Update the part of the material that opens with the line containing "Point [124,689,146,703]" and closes with the line containing "Point [143,603,166,617]" by changing every "Point" to "Marker" and leaving everything else as it is. Return only those lines.

- **Supplied data**
.....
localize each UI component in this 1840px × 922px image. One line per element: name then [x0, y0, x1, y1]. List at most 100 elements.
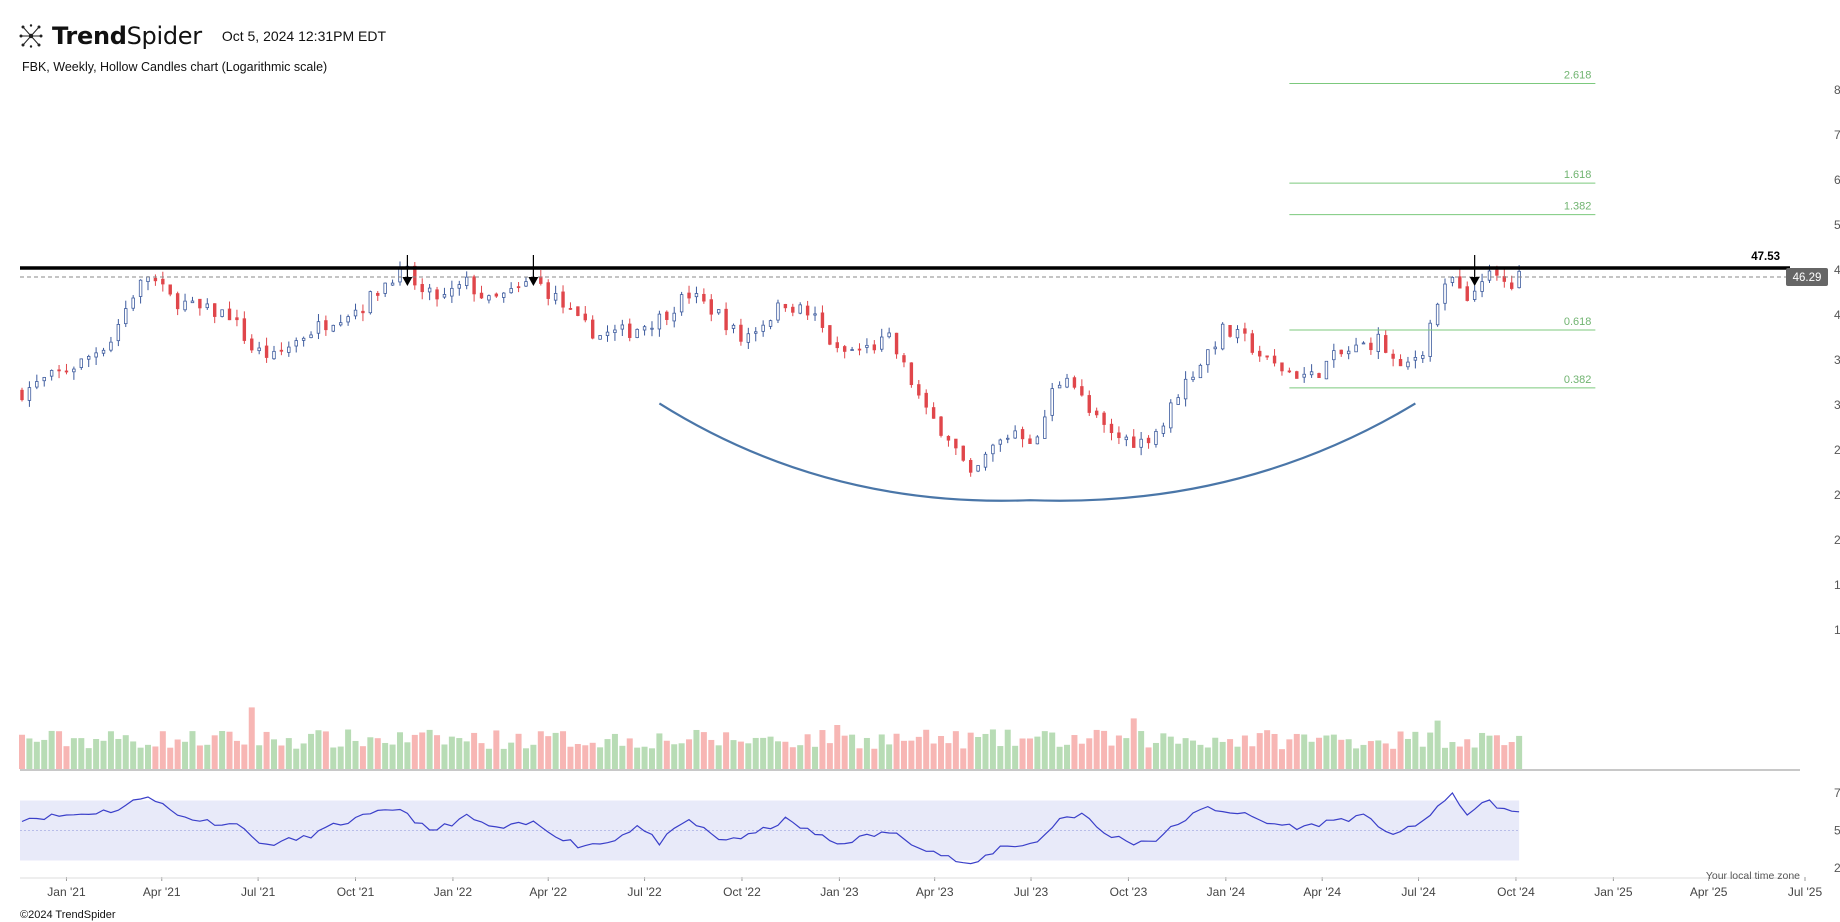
candle — [590, 315, 595, 340]
candle — [968, 458, 973, 477]
candle-body — [27, 387, 32, 401]
arrow-head — [528, 277, 539, 286]
candle-body — [546, 282, 550, 299]
y-tick-label: 41.39 — [1834, 308, 1840, 322]
volume-bar — [241, 744, 248, 769]
volume-bar — [1367, 741, 1374, 769]
candle — [109, 336, 113, 353]
candle — [42, 376, 46, 387]
candle-body — [880, 336, 884, 350]
chart-title: FBK, Weekly, Hollow Candles chart (Logar… — [22, 60, 328, 74]
candle — [279, 342, 284, 356]
candle-body — [1228, 325, 1232, 337]
volume-bar — [767, 736, 774, 769]
volume-bar — [545, 736, 552, 769]
candle-body — [242, 318, 247, 341]
candle-body — [842, 346, 847, 352]
volume-bar — [41, 739, 48, 769]
candle-body — [324, 320, 328, 331]
candle-body — [902, 355, 906, 363]
candle-body — [894, 332, 899, 355]
volume-bar — [300, 743, 307, 769]
candle — [398, 261, 402, 286]
candle — [346, 314, 350, 326]
x-tick-label: Oct '21 — [337, 885, 375, 899]
candle — [835, 336, 839, 353]
volume-bar — [315, 730, 322, 769]
candle — [553, 285, 558, 305]
volume-bar — [219, 731, 226, 769]
candle-body — [1317, 373, 1321, 379]
candle-body — [220, 309, 224, 317]
candle — [1465, 281, 1469, 302]
candle-body — [1487, 270, 1492, 281]
candle-body — [857, 348, 862, 351]
candle — [524, 276, 528, 287]
candle — [716, 309, 721, 315]
candle — [657, 310, 662, 337]
last-price-tag-bg — [1786, 267, 1828, 286]
volume-bar — [774, 741, 781, 769]
volume-bar — [48, 730, 55, 769]
candle-body — [153, 277, 158, 282]
x-tick-label: Apr '22 — [529, 885, 567, 899]
candle-body — [939, 416, 943, 436]
volume-bar — [1249, 746, 1256, 769]
candle-body — [828, 325, 832, 345]
candle — [783, 303, 788, 312]
y-tick-label: 31.76 — [1834, 398, 1840, 412]
candle — [1050, 382, 1054, 422]
candle-body — [1258, 350, 1262, 357]
candle-body — [909, 362, 914, 386]
x-tick-label: Jan '22 — [434, 885, 473, 899]
volume-bar — [1338, 739, 1345, 769]
candle — [1198, 363, 1203, 379]
candle — [754, 327, 758, 342]
volume-bar — [715, 745, 722, 769]
candle — [894, 332, 899, 359]
volume-bar — [582, 745, 589, 769]
candle-body — [783, 303, 788, 309]
candle — [1183, 371, 1188, 407]
candle — [242, 311, 247, 344]
candle-body — [1028, 438, 1032, 444]
candle-body — [1354, 344, 1358, 353]
candle — [731, 323, 736, 334]
candle — [1154, 428, 1158, 448]
fib-label: 0.618 — [1564, 316, 1592, 328]
candle-body — [672, 312, 676, 322]
volume-bar — [1012, 745, 1019, 769]
candle-body — [1013, 430, 1017, 439]
candle-body — [212, 303, 217, 317]
fib-label: 1.618 — [1564, 169, 1592, 181]
volume-bar — [626, 738, 633, 769]
volume-bar — [352, 740, 359, 769]
volume-bar — [700, 732, 707, 769]
candle — [931, 402, 936, 419]
volume-bar — [1479, 732, 1486, 769]
candle — [57, 364, 61, 379]
volume-bar — [1093, 729, 1100, 769]
candle — [220, 309, 224, 318]
volume-bars — [19, 707, 1523, 769]
candle — [1428, 319, 1432, 362]
candle-body — [1206, 349, 1210, 366]
candle-body — [968, 459, 973, 473]
candle — [101, 347, 106, 357]
candle — [212, 303, 217, 324]
candle — [153, 274, 158, 286]
candle-body — [1183, 378, 1188, 400]
candle-body — [420, 284, 424, 293]
candle — [1139, 432, 1143, 456]
candle-body — [1220, 323, 1225, 350]
volume-bar — [1301, 734, 1308, 769]
candle — [324, 315, 328, 336]
rsi-tick-label: 75.00 — [1834, 786, 1840, 800]
candle-body — [776, 302, 780, 321]
candle-body — [1050, 388, 1054, 416]
volume-bar — [1175, 743, 1182, 769]
candle — [983, 451, 988, 471]
volume-bar — [485, 748, 492, 769]
candle-body — [1295, 371, 1299, 379]
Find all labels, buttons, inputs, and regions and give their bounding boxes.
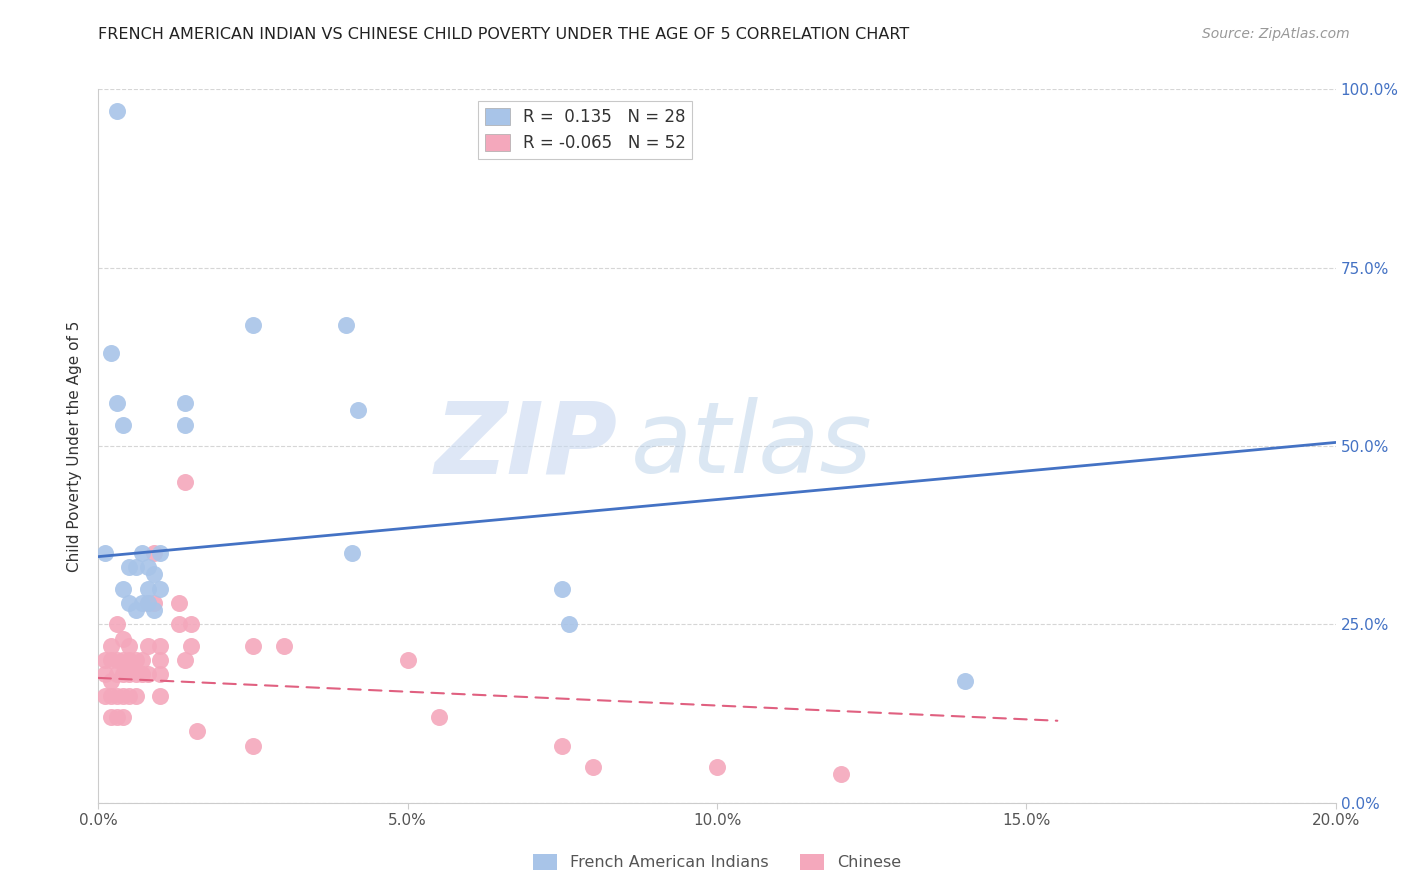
Point [124,689,146,703]
Point [149,667,172,681]
Point [582,760,605,774]
Point [335,318,357,332]
Point [105,653,128,667]
Point [557,617,579,632]
Point [131,653,153,667]
Y-axis label: Child Poverty Under the Age of 5: Child Poverty Under the Age of 5 [67,320,83,572]
Point [131,546,153,560]
Point [143,603,166,617]
Point [551,739,574,753]
Point [427,710,450,724]
Point [149,653,172,667]
Point [100,346,122,360]
Legend: French American Indians, Chinese: French American Indians, Chinese [527,847,907,877]
Point [347,403,370,417]
Text: FRENCH AMERICAN INDIAN VS CHINESE CHILD POVERTY UNDER THE AGE OF 5 CORRELATION C: FRENCH AMERICAN INDIAN VS CHINESE CHILD … [98,27,910,42]
Point [396,653,419,667]
Point [105,710,128,724]
Point [100,689,122,703]
Point [136,639,159,653]
Point [180,617,202,632]
Point [124,653,146,667]
Point [124,603,146,617]
Point [143,546,166,560]
Point [100,674,122,689]
Text: atlas: atlas [630,398,872,494]
Point [93,689,115,703]
Point [131,596,153,610]
Point [242,639,264,653]
Point [131,667,153,681]
Point [112,710,135,724]
Point [105,396,128,410]
Point [93,653,115,667]
Point [124,667,146,681]
Point [136,596,159,610]
Point [100,653,122,667]
Point [118,560,141,574]
Point [830,767,852,781]
Point [174,417,197,432]
Point [112,667,135,681]
Point [112,417,135,432]
Point [100,639,122,653]
Point [174,475,197,489]
Point [242,739,264,753]
Point [112,582,135,596]
Point [149,546,172,560]
Point [180,639,202,653]
Point [953,674,976,689]
Point [149,689,172,703]
Point [174,396,197,410]
Point [100,710,122,724]
Point [340,546,363,560]
Point [136,582,159,596]
Point [551,582,574,596]
Point [186,724,208,739]
Point [118,689,141,703]
Point [118,596,141,610]
Point [136,560,159,574]
Point [167,596,190,610]
Point [105,103,128,118]
Point [143,596,166,610]
Point [136,596,159,610]
Point [105,689,128,703]
Point [242,318,264,332]
Point [174,653,197,667]
Point [105,617,128,632]
Text: ZIP: ZIP [434,398,619,494]
Point [149,582,172,596]
Point [112,689,135,703]
Point [112,632,135,646]
Point [112,653,135,667]
Point [706,760,728,774]
Text: Source: ZipAtlas.com: Source: ZipAtlas.com [1202,27,1350,41]
Point [118,667,141,681]
Point [118,653,141,667]
Point [167,617,190,632]
Point [93,667,115,681]
Point [124,560,146,574]
Point [136,667,159,681]
Point [118,639,141,653]
Point [273,639,295,653]
Point [93,546,115,560]
Point [149,639,172,653]
Point [105,667,128,681]
Point [143,567,166,582]
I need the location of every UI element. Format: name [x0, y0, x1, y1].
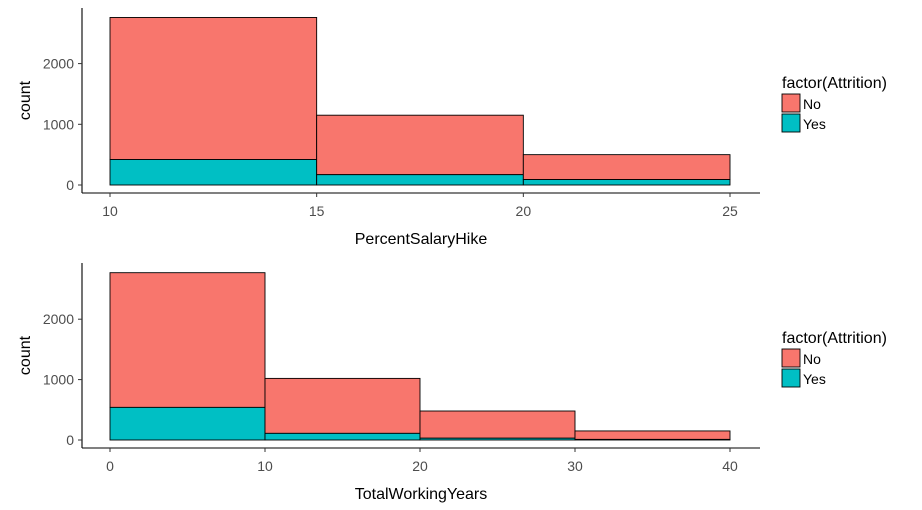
legend-label-yes: Yes — [803, 371, 826, 387]
bar-no-bin-4 — [574, 430, 731, 440]
legend: factor(Attrition) No Yes — [781, 330, 887, 388]
legend-label-yes: Yes — [803, 116, 826, 132]
bar-yes-bin-2 — [264, 432, 421, 441]
bar-no-bin-2 — [316, 114, 524, 176]
legend-title: factor(Attrition) — [782, 330, 887, 347]
y-axis-title: count — [17, 80, 34, 120]
chart-panel-1: 10 15 20 25 0 1000 2000 PercentSalaryHike count f… — [17, 8, 887, 248]
bar-yes-bin-2 — [316, 174, 524, 186]
legend-title: factor(Attrition) — [782, 75, 887, 92]
y-tick-label: 0 — [66, 432, 74, 448]
x-tick-label: 40 — [722, 458, 738, 474]
chart-panel-2: 0 10 20 30 40 0 1000 2000 TotalWorkingYears count… — [17, 263, 887, 503]
x-tick-label: 10 — [102, 203, 118, 219]
y-tick-label: 2000 — [43, 311, 74, 327]
x-tick-label: 0 — [106, 458, 114, 474]
legend-label-no: No — [803, 351, 821, 367]
bar-no-bin-3 — [419, 410, 576, 439]
bar-no-bin-1 — [109, 272, 266, 408]
x-axis-title: PercentSalaryHike — [355, 231, 488, 248]
legend-key-no — [781, 348, 801, 368]
y-tick-label: 0 — [66, 177, 74, 193]
y-tick-label: 1000 — [43, 116, 74, 132]
y-axis-title: count — [17, 335, 34, 375]
y-tick-label: 1000 — [43, 372, 74, 388]
bar-no-bin-3 — [522, 154, 731, 180]
x-tick-label: 20 — [412, 458, 428, 474]
y-tick-label: 2000 — [43, 56, 74, 72]
bar-yes-bin-3 — [419, 437, 576, 441]
legend-key-no — [781, 93, 801, 113]
x-tick-label: 10 — [257, 458, 273, 474]
bar-no-bin-2 — [264, 377, 421, 434]
bar-yes-bin-1 — [109, 406, 266, 441]
x-tick-label: 15 — [309, 203, 325, 219]
legend-key-yes — [781, 113, 801, 133]
bar-yes-bin-4 — [574, 438, 731, 441]
x-axis-title: TotalWorkingYears — [355, 486, 488, 503]
legend: factor(Attrition) No Yes — [781, 75, 887, 133]
legend-label-no: No — [803, 96, 821, 112]
bar-yes-bin-3 — [522, 179, 731, 186]
x-tick-label: 20 — [516, 203, 532, 219]
bar-yes-bin-1 — [109, 159, 318, 186]
bar-no-bin-1 — [109, 17, 318, 160]
x-tick-label: 30 — [567, 458, 583, 474]
x-tick-label: 25 — [722, 203, 738, 219]
legend-key-yes — [781, 368, 801, 388]
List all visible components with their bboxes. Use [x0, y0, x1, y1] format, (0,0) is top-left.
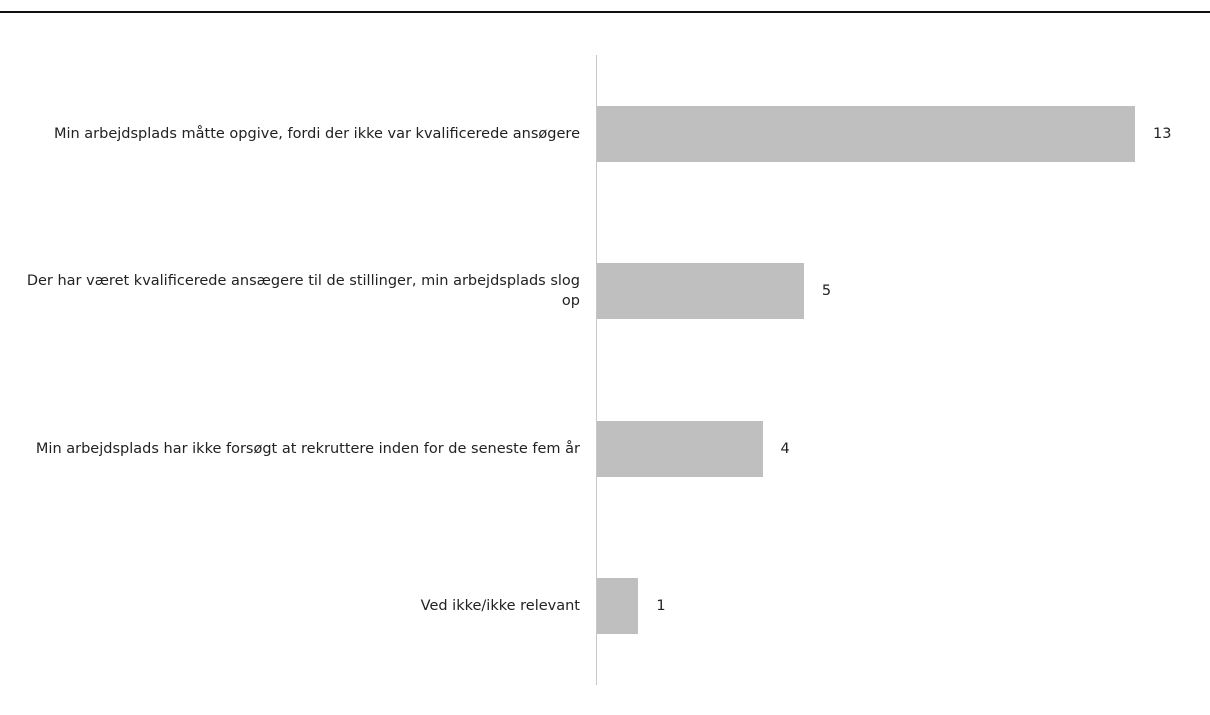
category-label: Der har været kvalificerede ansægere til… — [26, 273, 580, 310]
bar — [597, 420, 763, 477]
category-label: Ved ikke/ikke relevant — [420, 598, 580, 615]
category-label: Min arbejdsplads har ikke forsøgt at rek… — [35, 440, 580, 457]
bar — [597, 105, 1135, 162]
bar — [597, 263, 804, 320]
bar — [597, 578, 639, 635]
category-axis — [596, 55, 597, 685]
value-label: 5 — [821, 283, 832, 300]
value-label: 4 — [780, 440, 790, 457]
value-label: 1 — [656, 598, 666, 615]
category-label: Min arbejdsplads måtte opgive, fordi der… — [53, 125, 580, 142]
value-label: 13 — [1153, 125, 1172, 142]
top-rule — [0, 11, 1210, 13]
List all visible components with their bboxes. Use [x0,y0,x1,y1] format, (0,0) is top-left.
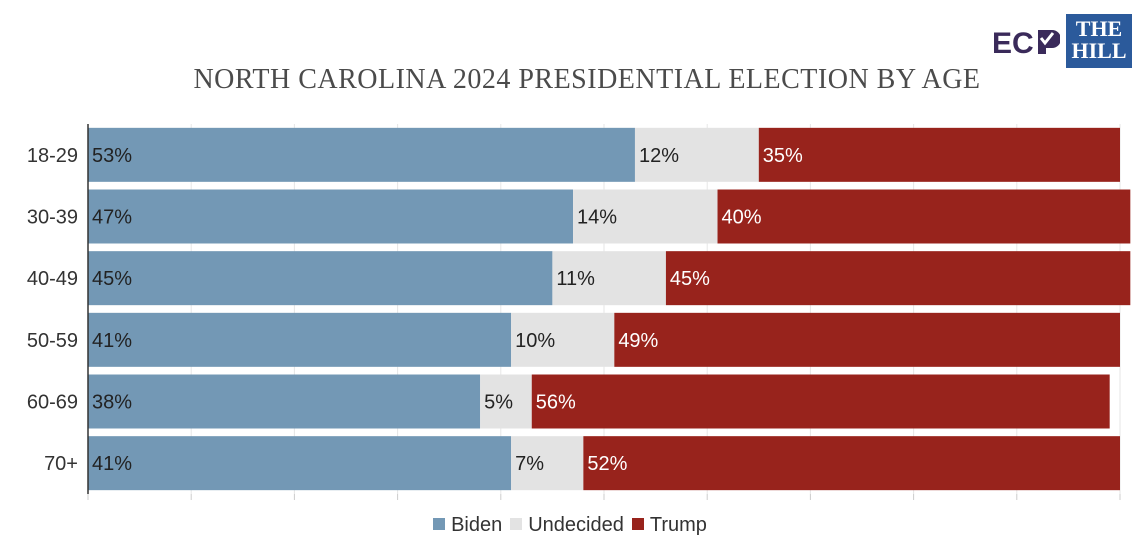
legend-label: Undecided [528,514,624,536]
bar-undecided [573,189,718,244]
data-label-trump: 40% [722,207,762,229]
legend-item-trump: Trump [631,514,707,537]
legend-item-undecided: Undecided [510,514,624,537]
bar-trump [758,127,1120,182]
bar-biden [88,374,481,429]
bar-trump [531,374,1110,429]
bar-trump [614,312,1120,367]
bar-undecided [552,251,666,306]
bar-trump [717,189,1131,244]
category-label: 50-59 [27,330,78,352]
data-label-biden: 53% [92,145,132,167]
the-hill-logo-line2: HILL [1071,38,1127,63]
legend-label: Trump [649,514,707,536]
bar-biden [88,251,553,306]
data-label-undecided: 5% [484,392,513,414]
bar-biden [88,436,512,491]
bar-trump [583,436,1120,491]
data-label-trump: 52% [587,453,627,475]
bar-biden [88,189,574,244]
data-label-biden: 38% [92,392,132,414]
bar-undecided [480,374,532,429]
legend-label: Biden [451,514,503,536]
the-hill-logo: THE HILL [1066,14,1132,68]
bar-biden [88,312,512,367]
data-label-biden: 45% [92,268,132,290]
data-label-trump: 45% [670,268,710,290]
data-label-undecided: 10% [515,330,555,352]
bar-undecided [634,127,759,182]
data-label-biden: 41% [92,453,132,475]
legend-item-biden: Biden [433,514,502,537]
category-label: 70+ [44,453,78,475]
data-label-trump: 35% [763,145,803,167]
data-label-biden: 41% [92,330,132,352]
category-label: 60-69 [27,392,78,414]
legend: Biden Undecided Trump [0,514,1140,537]
data-label-undecided: 7% [515,453,544,475]
chart-title: NORTH CAROLINA 2024 PRESIDENTIAL ELECTIO… [193,64,981,95]
data-label-biden: 47% [92,207,132,229]
legend-swatch [510,518,523,530]
data-label-trump: 56% [536,392,576,414]
bar-undecided [511,312,615,367]
data-label-undecided: 12% [639,145,679,167]
bar-undecided [511,436,584,491]
category-label: 18-29 [27,145,78,167]
legend-swatch [631,518,644,530]
data-label-trump: 49% [618,330,658,352]
bar-biden [88,127,635,182]
the-hill-logo-line1: THE [1075,16,1123,41]
legend-swatch [433,518,446,530]
bar-trump [665,251,1131,306]
category-label: 40-49 [27,268,78,290]
ecp-logo: EC [992,27,1060,60]
data-label-undecided: 14% [577,207,617,229]
svg-text:EC: EC [992,27,1034,60]
data-label-undecided: 11% [556,268,595,290]
category-label: 30-39 [27,207,78,229]
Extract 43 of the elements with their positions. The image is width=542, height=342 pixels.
.....
- **The response**
Marker [124,689,146,703]
Marker [149,667,172,681]
Marker [582,760,605,774]
Marker [335,318,357,332]
Marker [105,653,128,667]
Marker [557,617,579,632]
Marker [131,653,153,667]
Y-axis label: Child Poverty Under the Age of 5: Child Poverty Under the Age of 5 [67,320,83,572]
Marker [131,546,153,560]
Marker [143,603,166,617]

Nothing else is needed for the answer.